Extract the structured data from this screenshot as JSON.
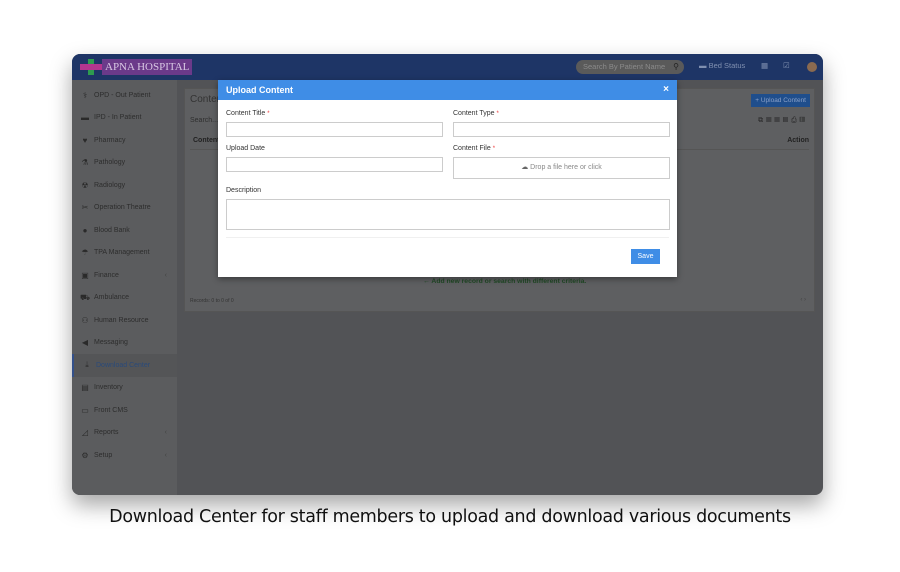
{
  "header": {
    "logo_text": "APNA HOSPITAL",
    "search_placeholder": "Search By Patient Name",
    "bed_status": "Bed Status"
  },
  "sidebar": {
    "items": [
      {
        "label": "OPD - Out Patient",
        "icon": "stethoscope-icon",
        "glyph": "⚕"
      },
      {
        "label": "IPD - In Patient",
        "icon": "bed-icon",
        "glyph": "▬"
      },
      {
        "label": "Pharmacy",
        "icon": "mortar-pestle-icon",
        "glyph": "♥"
      },
      {
        "label": "Pathology",
        "icon": "flask-icon",
        "glyph": "⚗"
      },
      {
        "label": "Radiology",
        "icon": "xray-icon",
        "glyph": "☢"
      },
      {
        "label": "Operation Theatre",
        "icon": "scissors-icon",
        "glyph": "✂"
      },
      {
        "label": "Blood Bank",
        "icon": "tint-icon",
        "glyph": "●"
      },
      {
        "label": "TPA Management",
        "icon": "umbrella-icon",
        "glyph": "☂"
      },
      {
        "label": "Finance",
        "icon": "money-icon",
        "glyph": "▣",
        "chevron": "‹"
      },
      {
        "label": "Ambulance",
        "icon": "ambulance-icon",
        "glyph": "⛟"
      },
      {
        "label": "Human Resource",
        "icon": "sitemap-icon",
        "glyph": "⚇"
      },
      {
        "label": "Messaging",
        "icon": "bullhorn-icon",
        "glyph": "◀"
      },
      {
        "label": "Download Center",
        "icon": "download-icon",
        "glyph": "⤓",
        "active": true
      },
      {
        "label": "Inventory",
        "icon": "inventory-icon",
        "glyph": "▤"
      },
      {
        "label": "Front CMS",
        "icon": "desktop-icon",
        "glyph": "▭"
      },
      {
        "label": "Reports",
        "icon": "chart-icon",
        "glyph": "◿",
        "chevron": "‹"
      },
      {
        "label": "Setup",
        "icon": "gears-icon",
        "glyph": "⚙",
        "chevron": "‹"
      }
    ]
  },
  "panel": {
    "title": "Content",
    "upload_button": "+ Upload Content",
    "search": "Search...",
    "col_content": "Content",
    "col_action": "Action",
    "empty_message": "← Add new record or search with different criteria.",
    "records": "Records: 0 to 0 of 0",
    "pager": "‹ ›"
  },
  "modal": {
    "title": "Upload Content",
    "close": "×",
    "content_title_label": "Content Title",
    "content_type_label": "Content Type",
    "upload_date_label": "Upload Date",
    "content_file_label": "Content File",
    "drop_text": "Drop a file here or click",
    "description_label": "Description",
    "required_mark": "*",
    "save": "Save"
  },
  "caption": "Download Center for staff members to upload and download various documents",
  "colors": {
    "primary": "#3f8de6",
    "header": "#1e3566"
  }
}
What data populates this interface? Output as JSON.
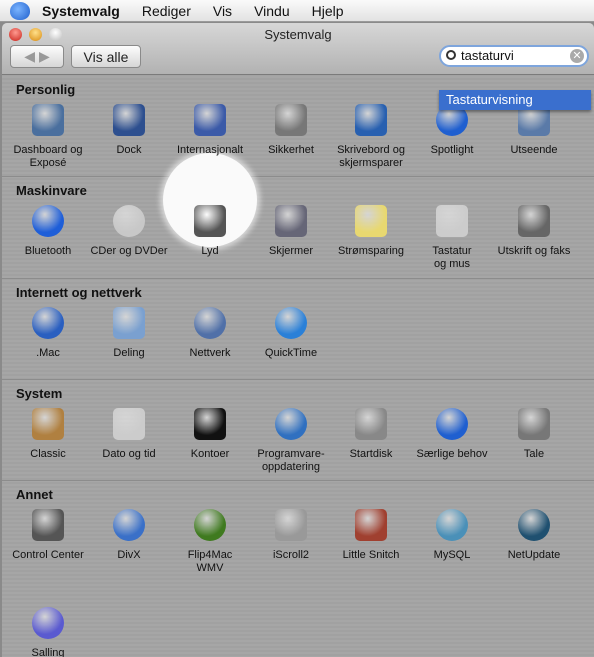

============

Show all lines from the listing above in which "this" appears.

Extract the structured data from this screenshot as JSON.
What data populates this interface? Output as JSON.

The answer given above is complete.